Written task:
Gather all lines in the records below that include the word "腾讯地图".

### Supplied records ###

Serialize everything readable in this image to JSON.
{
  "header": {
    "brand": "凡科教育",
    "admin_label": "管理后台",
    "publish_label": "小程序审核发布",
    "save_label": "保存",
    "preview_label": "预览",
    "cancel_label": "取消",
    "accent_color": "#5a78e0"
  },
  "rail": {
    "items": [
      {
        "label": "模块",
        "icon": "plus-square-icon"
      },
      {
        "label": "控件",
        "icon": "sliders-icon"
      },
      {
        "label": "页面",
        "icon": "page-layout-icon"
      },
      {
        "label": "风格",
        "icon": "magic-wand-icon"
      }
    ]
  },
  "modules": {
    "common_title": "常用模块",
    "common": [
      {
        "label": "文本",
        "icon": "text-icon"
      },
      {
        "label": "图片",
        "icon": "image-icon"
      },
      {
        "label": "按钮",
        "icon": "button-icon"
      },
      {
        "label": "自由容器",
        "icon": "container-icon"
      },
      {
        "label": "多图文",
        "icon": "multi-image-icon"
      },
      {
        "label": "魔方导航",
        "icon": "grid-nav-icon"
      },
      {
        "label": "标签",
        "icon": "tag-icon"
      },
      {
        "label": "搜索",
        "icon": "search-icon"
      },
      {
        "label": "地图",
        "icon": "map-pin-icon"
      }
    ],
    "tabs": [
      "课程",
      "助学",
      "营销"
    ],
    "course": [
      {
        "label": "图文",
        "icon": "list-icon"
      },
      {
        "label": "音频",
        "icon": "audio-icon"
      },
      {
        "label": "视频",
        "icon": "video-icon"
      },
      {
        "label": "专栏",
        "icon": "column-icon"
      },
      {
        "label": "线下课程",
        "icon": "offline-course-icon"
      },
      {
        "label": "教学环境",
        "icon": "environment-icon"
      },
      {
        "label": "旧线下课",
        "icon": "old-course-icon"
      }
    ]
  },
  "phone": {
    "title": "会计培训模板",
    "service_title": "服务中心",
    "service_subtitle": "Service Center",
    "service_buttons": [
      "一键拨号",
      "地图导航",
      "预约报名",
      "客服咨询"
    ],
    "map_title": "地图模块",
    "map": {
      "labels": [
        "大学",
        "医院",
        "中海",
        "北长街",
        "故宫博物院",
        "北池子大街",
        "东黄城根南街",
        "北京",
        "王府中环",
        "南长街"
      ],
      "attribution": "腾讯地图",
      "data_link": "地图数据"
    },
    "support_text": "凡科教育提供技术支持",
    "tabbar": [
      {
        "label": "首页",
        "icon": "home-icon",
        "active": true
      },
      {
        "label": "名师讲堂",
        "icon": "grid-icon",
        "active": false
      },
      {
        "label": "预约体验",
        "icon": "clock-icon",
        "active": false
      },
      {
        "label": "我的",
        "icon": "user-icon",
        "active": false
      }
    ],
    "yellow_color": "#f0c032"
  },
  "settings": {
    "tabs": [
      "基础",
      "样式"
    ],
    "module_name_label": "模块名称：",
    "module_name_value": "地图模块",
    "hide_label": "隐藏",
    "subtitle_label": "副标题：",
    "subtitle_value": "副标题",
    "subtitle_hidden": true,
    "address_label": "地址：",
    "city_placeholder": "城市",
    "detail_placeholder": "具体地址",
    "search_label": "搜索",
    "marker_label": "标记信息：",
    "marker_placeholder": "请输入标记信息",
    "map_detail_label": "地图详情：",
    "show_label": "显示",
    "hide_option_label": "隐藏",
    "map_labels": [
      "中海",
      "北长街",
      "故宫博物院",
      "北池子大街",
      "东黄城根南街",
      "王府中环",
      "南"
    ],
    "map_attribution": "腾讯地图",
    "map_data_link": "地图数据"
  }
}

###
### Supplied records ###

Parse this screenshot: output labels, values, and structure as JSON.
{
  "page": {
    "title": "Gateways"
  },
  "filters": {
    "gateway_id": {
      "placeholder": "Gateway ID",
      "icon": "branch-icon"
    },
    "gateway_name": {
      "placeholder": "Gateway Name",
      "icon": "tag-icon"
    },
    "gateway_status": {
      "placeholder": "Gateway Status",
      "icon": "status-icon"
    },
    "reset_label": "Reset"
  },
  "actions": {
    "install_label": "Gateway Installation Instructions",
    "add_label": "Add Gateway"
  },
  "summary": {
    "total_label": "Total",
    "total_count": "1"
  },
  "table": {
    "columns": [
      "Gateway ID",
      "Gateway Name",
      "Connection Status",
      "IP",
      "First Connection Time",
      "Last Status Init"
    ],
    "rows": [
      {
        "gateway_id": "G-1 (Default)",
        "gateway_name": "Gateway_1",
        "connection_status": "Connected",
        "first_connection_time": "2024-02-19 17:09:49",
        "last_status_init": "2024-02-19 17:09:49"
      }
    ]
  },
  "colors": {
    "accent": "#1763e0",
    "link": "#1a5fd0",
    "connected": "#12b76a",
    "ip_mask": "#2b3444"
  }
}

###

Response below:
      "attribution": "腾讯地图",
    "map_attribution": "腾讯地图",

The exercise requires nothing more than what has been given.